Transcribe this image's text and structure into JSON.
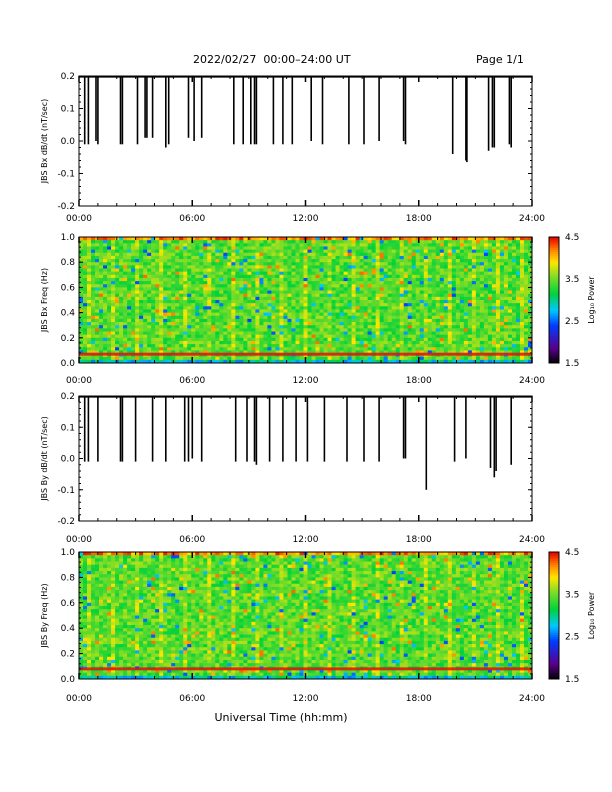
{
  "header": {
    "title": "2022/02/27  00:00–24:00 UT",
    "page_label": "Page 1/1"
  },
  "footer": {
    "xlabel": "Universal Time (hh:mm)"
  },
  "chart_data": [
    {
      "type": "bar",
      "ylabel": "JBS Bx dB/dt (nT/sec)",
      "ylim": [
        -0.2,
        0.2
      ],
      "xlim": [
        "00:00",
        "24:00"
      ],
      "x_ticks": [
        "00:00",
        "06:00",
        "12:00",
        "18:00",
        "24:00"
      ],
      "y_ticks": [
        "-0.2",
        "-0.1",
        "0.0",
        "0.1",
        "0.2"
      ],
      "spikes": [
        {
          "t": 0.3,
          "low": -0.01
        },
        {
          "t": 0.5,
          "low": -0.01
        },
        {
          "t": 0.9,
          "low": 0.0
        },
        {
          "t": 1.0,
          "low": -0.01
        },
        {
          "t": 2.2,
          "low": -0.01
        },
        {
          "t": 2.3,
          "low": -0.01
        },
        {
          "t": 3.1,
          "low": -0.01
        },
        {
          "t": 3.5,
          "low": 0.01
        },
        {
          "t": 3.6,
          "low": 0.01
        },
        {
          "t": 3.9,
          "low": 0.01
        },
        {
          "t": 4.6,
          "low": -0.02
        },
        {
          "t": 4.75,
          "low": -0.01
        },
        {
          "t": 5.8,
          "low": 0.01
        },
        {
          "t": 6.1,
          "low": 0.0
        },
        {
          "t": 6.5,
          "low": 0.01
        },
        {
          "t": 8.2,
          "low": -0.01
        },
        {
          "t": 8.7,
          "low": -0.01
        },
        {
          "t": 9.1,
          "low": -0.01
        },
        {
          "t": 9.3,
          "low": -0.01
        },
        {
          "t": 9.4,
          "low": -0.01
        },
        {
          "t": 10.3,
          "low": -0.01
        },
        {
          "t": 10.8,
          "low": -0.01
        },
        {
          "t": 11.3,
          "low": -0.01
        },
        {
          "t": 12.3,
          "low": 0.0
        },
        {
          "t": 12.9,
          "low": -0.01
        },
        {
          "t": 14.3,
          "low": -0.01
        },
        {
          "t": 15.1,
          "low": -0.01
        },
        {
          "t": 15.9,
          "low": 0.0
        },
        {
          "t": 17.2,
          "low": 0.0
        },
        {
          "t": 17.3,
          "low": -0.01
        },
        {
          "t": 19.8,
          "low": -0.04
        },
        {
          "t": 20.5,
          "low": -0.06
        },
        {
          "t": 20.55,
          "low": -0.065
        },
        {
          "t": 21.7,
          "low": -0.03
        },
        {
          "t": 21.9,
          "low": -0.02
        },
        {
          "t": 22.0,
          "low": -0.02
        },
        {
          "t": 22.8,
          "low": -0.01
        },
        {
          "t": 22.9,
          "low": -0.02
        }
      ]
    },
    {
      "type": "heatmap",
      "ylabel": "JBS Bx Freq (Hz)",
      "xlim": [
        "00:00",
        "24:00"
      ],
      "ylim": [
        0.0,
        1.0
      ],
      "x_ticks": [
        "00:00",
        "06:00",
        "12:00",
        "18:00",
        "24:00"
      ],
      "y_ticks": [
        "0.0",
        "0.2",
        "0.4",
        "0.6",
        "0.8",
        "1.0"
      ],
      "colorbar": {
        "label": "Log₁₀ Power",
        "range": [
          1.5,
          4.5
        ],
        "ticks": [
          "1.5",
          "2.5",
          "3.5",
          "4.5"
        ]
      },
      "band_hz": 0.07
    },
    {
      "type": "bar",
      "ylabel": "JBS By dB/dt (nT/sec)",
      "ylim": [
        -0.2,
        0.2
      ],
      "xlim": [
        "00:00",
        "24:00"
      ],
      "x_ticks": [
        "00:00",
        "06:00",
        "12:00",
        "18:00",
        "24:00"
      ],
      "y_ticks": [
        "-0.2",
        "-0.1",
        "0.0",
        "0.1",
        "0.2"
      ],
      "spikes": [
        {
          "t": 0.3,
          "low": -0.01
        },
        {
          "t": 0.5,
          "low": -0.01
        },
        {
          "t": 1.0,
          "low": -0.01
        },
        {
          "t": 2.2,
          "low": -0.01
        },
        {
          "t": 2.3,
          "low": -0.01
        },
        {
          "t": 3.0,
          "low": -0.01
        },
        {
          "t": 3.9,
          "low": -0.01
        },
        {
          "t": 4.6,
          "low": -0.01
        },
        {
          "t": 5.6,
          "low": -0.01
        },
        {
          "t": 5.8,
          "low": -0.01
        },
        {
          "t": 6.0,
          "low": 0.0
        },
        {
          "t": 6.5,
          "low": -0.01
        },
        {
          "t": 8.3,
          "low": -0.01
        },
        {
          "t": 8.9,
          "low": -0.01
        },
        {
          "t": 9.3,
          "low": -0.01
        },
        {
          "t": 9.4,
          "low": -0.02
        },
        {
          "t": 10.1,
          "low": -0.01
        },
        {
          "t": 10.8,
          "low": -0.01
        },
        {
          "t": 11.5,
          "low": -0.01
        },
        {
          "t": 12.1,
          "low": -0.01
        },
        {
          "t": 13.0,
          "low": -0.01
        },
        {
          "t": 14.2,
          "low": -0.01
        },
        {
          "t": 15.1,
          "low": -0.01
        },
        {
          "t": 15.9,
          "low": -0.01
        },
        {
          "t": 17.2,
          "low": 0.0
        },
        {
          "t": 17.3,
          "low": 0.0
        },
        {
          "t": 18.4,
          "low": -0.1
        },
        {
          "t": 19.9,
          "low": -0.01
        },
        {
          "t": 20.5,
          "low": 0.0
        },
        {
          "t": 21.8,
          "low": -0.03
        },
        {
          "t": 22.0,
          "low": -0.06
        },
        {
          "t": 22.1,
          "low": -0.04
        },
        {
          "t": 22.9,
          "low": -0.02
        }
      ]
    },
    {
      "type": "heatmap",
      "ylabel": "JBS By Freq (Hz)",
      "xlim": [
        "00:00",
        "24:00"
      ],
      "ylim": [
        0.0,
        1.0
      ],
      "x_ticks": [
        "00:00",
        "06:00",
        "12:00",
        "18:00",
        "24:00"
      ],
      "y_ticks": [
        "0.0",
        "0.2",
        "0.4",
        "0.6",
        "0.8",
        "1.0"
      ],
      "colorbar": {
        "label": "Log₁₀ Power",
        "range": [
          1.5,
          4.5
        ],
        "ticks": [
          "1.5",
          "2.5",
          "3.5",
          "4.5"
        ]
      },
      "band_hz": 0.08
    }
  ]
}
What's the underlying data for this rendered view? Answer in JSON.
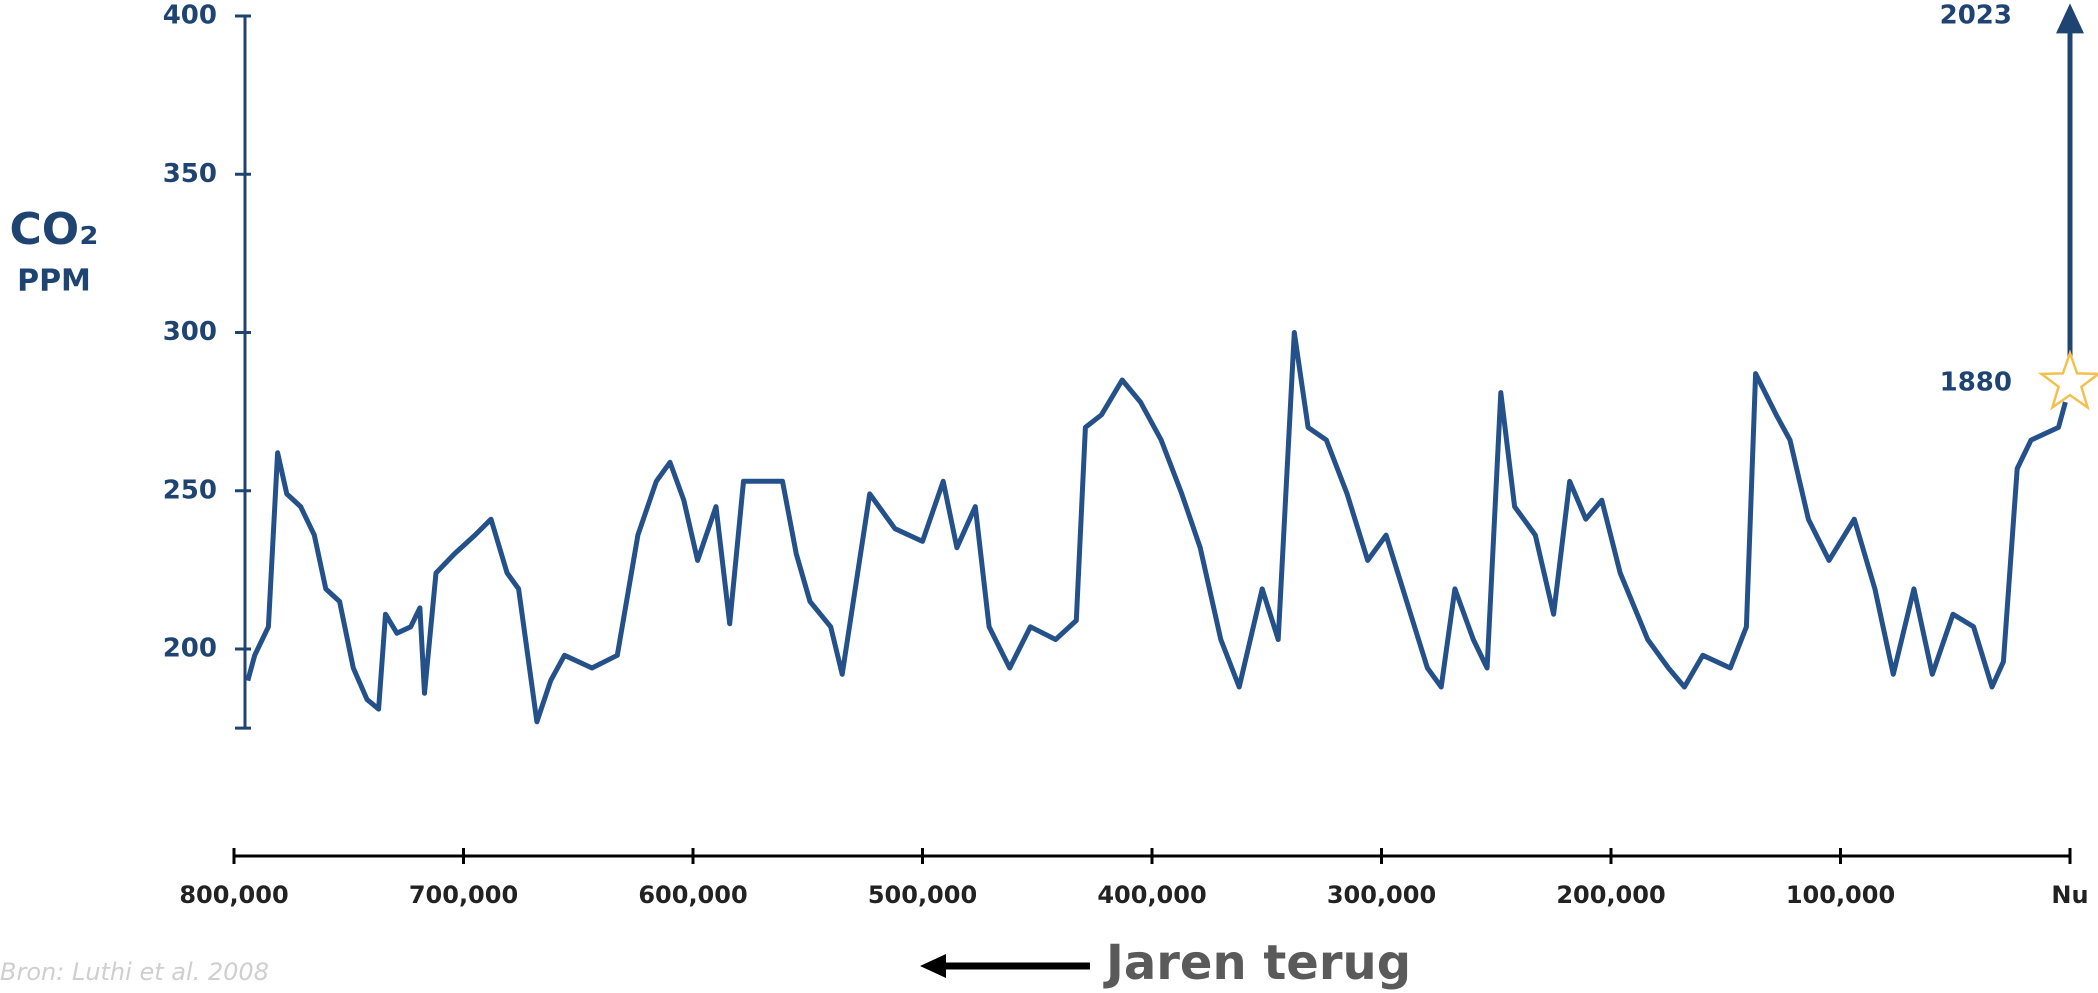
{
  "chart_data": {
    "type": "line",
    "y_label": "CO₂",
    "y_label_unit": "PPM",
    "x_label": "Jaren terug",
    "source": "Bron: Luthi et al. 2008",
    "color": "#24518a",
    "x": [
      794000,
      791000,
      785000,
      781000,
      777000,
      771000,
      765000,
      760000,
      754000,
      748000,
      742000,
      737000,
      734000,
      729000,
      723000,
      719000,
      717000,
      712000,
      704000,
      695000,
      688000,
      681000,
      676000,
      668000,
      662000,
      656000,
      644000,
      633000,
      624000,
      616000,
      610000,
      604000,
      598000,
      590000,
      584000,
      578000,
      570000,
      561000,
      555000,
      549000,
      540000,
      535000,
      523000,
      512000,
      500000,
      491000,
      485000,
      477000,
      471000,
      462000,
      453000,
      442000,
      433000,
      429000,
      422000,
      413000,
      405000,
      396000,
      387000,
      379000,
      370000,
      362000,
      352000,
      345000,
      338000,
      332000,
      324000,
      315000,
      306000,
      298000,
      289000,
      280000,
      274000,
      268000,
      260000,
      254000,
      248000,
      242000,
      233000,
      225000,
      218000,
      211000,
      204000,
      196000,
      184000,
      175000,
      168000,
      160000,
      148000,
      141000,
      137000,
      128000,
      122000,
      114000,
      105000,
      94000,
      85000,
      77000,
      68000,
      60000,
      51000,
      42000,
      34000,
      29000,
      23000,
      17000,
      5000,
      2000
    ],
    "values": [
      190,
      198,
      207,
      262,
      249,
      245,
      236,
      219,
      215,
      194,
      184,
      181,
      211,
      205,
      207,
      213,
      186,
      224,
      230,
      236,
      241,
      224,
      219,
      177,
      190,
      198,
      194,
      198,
      236,
      253,
      259,
      247,
      228,
      245,
      208,
      253,
      253,
      253,
      230,
      215,
      207,
      192,
      249,
      238,
      234,
      253,
      232,
      245,
      207,
      194,
      207,
      203,
      209,
      270,
      274,
      285,
      278,
      266,
      249,
      232,
      203,
      188,
      219,
      203,
      300,
      270,
      266,
      249,
      228,
      236,
      215,
      194,
      188,
      219,
      203,
      194,
      281,
      245,
      236,
      211,
      253,
      241,
      247,
      224,
      203,
      194,
      188,
      198,
      194,
      207,
      287,
      274,
      266,
      241,
      228,
      241,
      219,
      192,
      219,
      192,
      211,
      207,
      188,
      196,
      257,
      266,
      270,
      278
    ],
    "annotations": [
      {
        "label": "1880",
        "x": 0,
        "y": 284
      },
      {
        "label": "2023",
        "x": 0,
        "y": 404
      }
    ],
    "xlim": [
      800000,
      0
    ],
    "xticks": [
      {
        "value": 800000,
        "label": "800,000"
      },
      {
        "value": 700000,
        "label": "700,000"
      },
      {
        "value": 600000,
        "label": "600,000"
      },
      {
        "value": 500000,
        "label": "500,000"
      },
      {
        "value": 400000,
        "label": "400,000"
      },
      {
        "value": 300000,
        "label": "300,000"
      },
      {
        "value": 200000,
        "label": "200,000"
      },
      {
        "value": 100000,
        "label": "100,000"
      },
      {
        "value": 0,
        "label": "Nu"
      }
    ],
    "ylim": [
      175,
      400
    ],
    "yticks": [
      200,
      250,
      300,
      350,
      400
    ]
  }
}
● ● ● ● ● ● ●
What is the number of lines in the data that hold the string "ylabel"? Answer with the number only.

4